Start of AVAILABLE RECORDS

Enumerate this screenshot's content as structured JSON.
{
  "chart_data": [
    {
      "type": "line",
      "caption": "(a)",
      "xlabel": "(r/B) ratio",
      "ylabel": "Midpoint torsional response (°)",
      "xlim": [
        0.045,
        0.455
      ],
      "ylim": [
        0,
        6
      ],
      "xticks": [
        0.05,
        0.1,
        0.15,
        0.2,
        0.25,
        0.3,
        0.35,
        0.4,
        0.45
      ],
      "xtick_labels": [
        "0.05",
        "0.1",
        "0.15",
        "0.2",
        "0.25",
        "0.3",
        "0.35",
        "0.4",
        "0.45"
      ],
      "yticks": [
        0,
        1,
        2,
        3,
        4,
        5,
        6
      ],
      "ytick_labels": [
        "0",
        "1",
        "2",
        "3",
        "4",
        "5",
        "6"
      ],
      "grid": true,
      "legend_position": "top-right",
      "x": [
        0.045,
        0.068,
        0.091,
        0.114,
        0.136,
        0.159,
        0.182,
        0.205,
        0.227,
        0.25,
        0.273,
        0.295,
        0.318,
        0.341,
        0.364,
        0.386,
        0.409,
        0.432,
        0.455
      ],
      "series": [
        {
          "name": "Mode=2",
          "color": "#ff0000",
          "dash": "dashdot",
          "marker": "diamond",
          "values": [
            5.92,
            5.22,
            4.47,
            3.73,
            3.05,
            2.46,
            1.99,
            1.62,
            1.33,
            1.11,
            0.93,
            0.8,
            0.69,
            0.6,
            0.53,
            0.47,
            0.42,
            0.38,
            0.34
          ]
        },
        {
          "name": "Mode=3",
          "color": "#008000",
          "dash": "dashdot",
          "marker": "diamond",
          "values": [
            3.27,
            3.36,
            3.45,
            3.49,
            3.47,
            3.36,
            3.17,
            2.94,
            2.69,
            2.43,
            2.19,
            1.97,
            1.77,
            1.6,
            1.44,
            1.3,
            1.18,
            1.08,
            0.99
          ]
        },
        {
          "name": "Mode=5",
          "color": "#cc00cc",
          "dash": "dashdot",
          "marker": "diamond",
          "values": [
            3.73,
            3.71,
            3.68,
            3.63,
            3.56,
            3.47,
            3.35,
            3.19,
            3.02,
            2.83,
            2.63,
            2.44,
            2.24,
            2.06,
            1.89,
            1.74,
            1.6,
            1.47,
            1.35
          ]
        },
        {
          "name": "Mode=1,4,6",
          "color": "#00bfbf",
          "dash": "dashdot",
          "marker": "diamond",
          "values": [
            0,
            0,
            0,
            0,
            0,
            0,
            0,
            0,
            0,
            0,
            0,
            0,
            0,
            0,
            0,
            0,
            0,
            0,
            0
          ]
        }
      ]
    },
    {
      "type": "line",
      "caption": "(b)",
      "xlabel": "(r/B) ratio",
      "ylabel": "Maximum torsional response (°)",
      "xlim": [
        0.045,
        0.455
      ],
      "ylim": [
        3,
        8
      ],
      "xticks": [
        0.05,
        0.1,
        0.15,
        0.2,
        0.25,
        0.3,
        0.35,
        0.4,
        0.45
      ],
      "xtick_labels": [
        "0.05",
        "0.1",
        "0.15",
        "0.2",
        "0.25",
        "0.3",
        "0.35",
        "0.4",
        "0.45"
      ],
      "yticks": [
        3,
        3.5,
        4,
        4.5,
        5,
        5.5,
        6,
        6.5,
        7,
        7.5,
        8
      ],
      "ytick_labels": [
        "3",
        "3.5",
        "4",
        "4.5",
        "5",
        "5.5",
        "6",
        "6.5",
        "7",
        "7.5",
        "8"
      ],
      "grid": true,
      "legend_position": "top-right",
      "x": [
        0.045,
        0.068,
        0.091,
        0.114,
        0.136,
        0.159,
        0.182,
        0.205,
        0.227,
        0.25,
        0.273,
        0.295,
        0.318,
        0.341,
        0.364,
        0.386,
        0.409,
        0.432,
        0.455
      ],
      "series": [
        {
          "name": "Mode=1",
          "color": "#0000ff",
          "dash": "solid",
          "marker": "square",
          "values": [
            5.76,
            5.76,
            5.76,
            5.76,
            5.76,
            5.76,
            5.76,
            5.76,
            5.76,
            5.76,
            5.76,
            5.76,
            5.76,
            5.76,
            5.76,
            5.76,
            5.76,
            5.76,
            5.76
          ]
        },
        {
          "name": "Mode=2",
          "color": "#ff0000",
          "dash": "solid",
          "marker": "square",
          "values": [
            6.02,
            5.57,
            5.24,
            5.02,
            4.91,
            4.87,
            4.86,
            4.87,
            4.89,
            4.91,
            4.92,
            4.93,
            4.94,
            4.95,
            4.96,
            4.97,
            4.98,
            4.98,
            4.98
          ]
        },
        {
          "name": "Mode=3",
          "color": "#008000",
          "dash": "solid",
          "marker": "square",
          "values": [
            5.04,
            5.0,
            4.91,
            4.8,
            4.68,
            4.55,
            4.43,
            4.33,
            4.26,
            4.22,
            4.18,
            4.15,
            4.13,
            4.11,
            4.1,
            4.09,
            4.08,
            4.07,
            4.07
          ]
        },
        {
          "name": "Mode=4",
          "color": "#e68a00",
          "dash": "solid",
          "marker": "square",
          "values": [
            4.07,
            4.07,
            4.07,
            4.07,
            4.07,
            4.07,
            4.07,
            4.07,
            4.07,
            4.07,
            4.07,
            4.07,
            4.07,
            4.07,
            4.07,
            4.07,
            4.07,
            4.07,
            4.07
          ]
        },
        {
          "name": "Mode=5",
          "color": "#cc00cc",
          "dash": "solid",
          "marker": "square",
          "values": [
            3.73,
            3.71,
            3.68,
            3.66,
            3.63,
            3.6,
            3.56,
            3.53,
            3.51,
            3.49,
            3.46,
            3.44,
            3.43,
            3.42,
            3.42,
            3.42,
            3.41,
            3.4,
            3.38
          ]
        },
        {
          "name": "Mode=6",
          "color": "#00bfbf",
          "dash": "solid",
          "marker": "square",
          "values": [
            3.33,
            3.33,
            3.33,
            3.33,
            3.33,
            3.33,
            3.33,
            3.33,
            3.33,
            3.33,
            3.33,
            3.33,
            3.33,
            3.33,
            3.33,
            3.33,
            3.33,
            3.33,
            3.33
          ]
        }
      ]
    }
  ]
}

End of AVAILABLE RECORDS

**STATED TASK:** Reproduce each entry word for word.

**WRITTEN RESPONSE:**
Enumerate this screenshot's content as structured JSON.
{
  "chart_data": [
    {
      "type": "line",
      "caption": "(a)",
      "xlabel": "(r/B) ratio",
      "ylabel": "Midpoint torsional response (°)",
      "xlim": [
        0.045,
        0.455
      ],
      "ylim": [
        0,
        6
      ],
      "xticks": [
        0.05,
        0.1,
        0.15,
        0.2,
        0.25,
        0.3,
        0.35,
        0.4,
        0.45
      ],
      "xtick_labels": [
        "0.05",
        "0.1",
        "0.15",
        "0.2",
        "0.25",
        "0.3",
        "0.35",
        "0.4",
        "0.45"
      ],
      "yticks": [
        0,
        1,
        2,
        3,
        4,
        5,
        6
      ],
      "ytick_labels": [
        "0",
        "1",
        "2",
        "3",
        "4",
        "5",
        "6"
      ],
      "grid": true,
      "legend_position": "top-right",
      "x": [
        0.045,
        0.068,
        0.091,
        0.114,
        0.136,
        0.159,
        0.182,
        0.205,
        0.227,
        0.25,
        0.273,
        0.295,
        0.318,
        0.341,
        0.364,
        0.386,
        0.409,
        0.432,
        0.455
      ],
      "series": [
        {
          "name": "Mode=2",
          "color": "#ff0000",
          "dash": "dashdot",
          "marker": "diamond",
          "values": [
            5.92,
            5.22,
            4.47,
            3.73,
            3.05,
            2.46,
            1.99,
            1.62,
            1.33,
            1.11,
            0.93,
            0.8,
            0.69,
            0.6,
            0.53,
            0.47,
            0.42,
            0.38,
            0.34
          ]
        },
        {
          "name": "Mode=3",
          "color": "#008000",
          "dash": "dashdot",
          "marker": "diamond",
          "values": [
            3.27,
            3.36,
            3.45,
            3.49,
            3.47,
            3.36,
            3.17,
            2.94,
            2.69,
            2.43,
            2.19,
            1.97,
            1.77,
            1.6,
            1.44,
            1.3,
            1.18,
            1.08,
            0.99
          ]
        },
        {
          "name": "Mode=5",
          "color": "#cc00cc",
          "dash": "dashdot",
          "marker": "diamond",
          "values": [
            3.73,
            3.71,
            3.68,
            3.63,
            3.56,
            3.47,
            3.35,
            3.19,
            3.02,
            2.83,
            2.63,
            2.44,
            2.24,
            2.06,
            1.89,
            1.74,
            1.6,
            1.47,
            1.35
          ]
        },
        {
          "name": "Mode=1,4,6",
          "color": "#00bfbf",
          "dash": "dashdot",
          "marker": "diamond",
          "values": [
            0,
            0,
            0,
            0,
            0,
            0,
            0,
            0,
            0,
            0,
            0,
            0,
            0,
            0,
            0,
            0,
            0,
            0,
            0
          ]
        }
      ]
    },
    {
      "type": "line",
      "caption": "(b)",
      "xlabel": "(r/B) ratio",
      "ylabel": "Maximum torsional response (°)",
      "xlim": [
        0.045,
        0.455
      ],
      "ylim": [
        3,
        8
      ],
      "xticks": [
        0.05,
        0.1,
        0.15,
        0.2,
        0.25,
        0.3,
        0.35,
        0.4,
        0.45
      ],
      "xtick_labels": [
        "0.05",
        "0.1",
        "0.15",
        "0.2",
        "0.25",
        "0.3",
        "0.35",
        "0.4",
        "0.45"
      ],
      "yticks": [
        3,
        3.5,
        4,
        4.5,
        5,
        5.5,
        6,
        6.5,
        7,
        7.5,
        8
      ],
      "ytick_labels": [
        "3",
        "3.5",
        "4",
        "4.5",
        "5",
        "5.5",
        "6",
        "6.5",
        "7",
        "7.5",
        "8"
      ],
      "grid": true,
      "legend_position": "top-right",
      "x": [
        0.045,
        0.068,
        0.091,
        0.114,
        0.136,
        0.159,
        0.182,
        0.205,
        0.227,
        0.25,
        0.273,
        0.295,
        0.318,
        0.341,
        0.364,
        0.386,
        0.409,
        0.432,
        0.455
      ],
      "series": [
        {
          "name": "Mode=1",
          "color": "#0000ff",
          "dash": "solid",
          "marker": "square",
          "values": [
            5.76,
            5.76,
            5.76,
            5.76,
            5.76,
            5.76,
            5.76,
            5.76,
            5.76,
            5.76,
            5.76,
            5.76,
            5.76,
            5.76,
            5.76,
            5.76,
            5.76,
            5.76,
            5.76
          ]
        },
        {
          "name": "Mode=2",
          "color": "#ff0000",
          "dash": "solid",
          "marker": "square",
          "values": [
            6.02,
            5.57,
            5.24,
            5.02,
            4.91,
            4.87,
            4.86,
            4.87,
            4.89,
            4.91,
            4.92,
            4.93,
            4.94,
            4.95,
            4.96,
            4.97,
            4.98,
            4.98,
            4.98
          ]
        },
        {
          "name": "Mode=3",
          "color": "#008000",
          "dash": "solid",
          "marker": "square",
          "values": [
            5.04,
            5.0,
            4.91,
            4.8,
            4.68,
            4.55,
            4.43,
            4.33,
            4.26,
            4.22,
            4.18,
            4.15,
            4.13,
            4.11,
            4.1,
            4.09,
            4.08,
            4.07,
            4.07
          ]
        },
        {
          "name": "Mode=4",
          "color": "#e68a00",
          "dash": "solid",
          "marker": "square",
          "values": [
            4.07,
            4.07,
            4.07,
            4.07,
            4.07,
            4.07,
            4.07,
            4.07,
            4.07,
            4.07,
            4.07,
            4.07,
            4.07,
            4.07,
            4.07,
            4.07,
            4.07,
            4.07,
            4.07
          ]
        },
        {
          "name": "Mode=5",
          "color": "#cc00cc",
          "dash": "solid",
          "marker": "square",
          "values": [
            3.73,
            3.71,
            3.68,
            3.66,
            3.63,
            3.6,
            3.56,
            3.53,
            3.51,
            3.49,
            3.46,
            3.44,
            3.43,
            3.42,
            3.42,
            3.42,
            3.41,
            3.4,
            3.38
          ]
        },
        {
          "name": "Mode=6",
          "color": "#00bfbf",
          "dash": "solid",
          "marker": "square",
          "values": [
            3.33,
            3.33,
            3.33,
            3.33,
            3.33,
            3.33,
            3.33,
            3.33,
            3.33,
            3.33,
            3.33,
            3.33,
            3.33,
            3.33,
            3.33,
            3.33,
            3.33,
            3.33,
            3.33
          ]
        }
      ]
    }
  ]
}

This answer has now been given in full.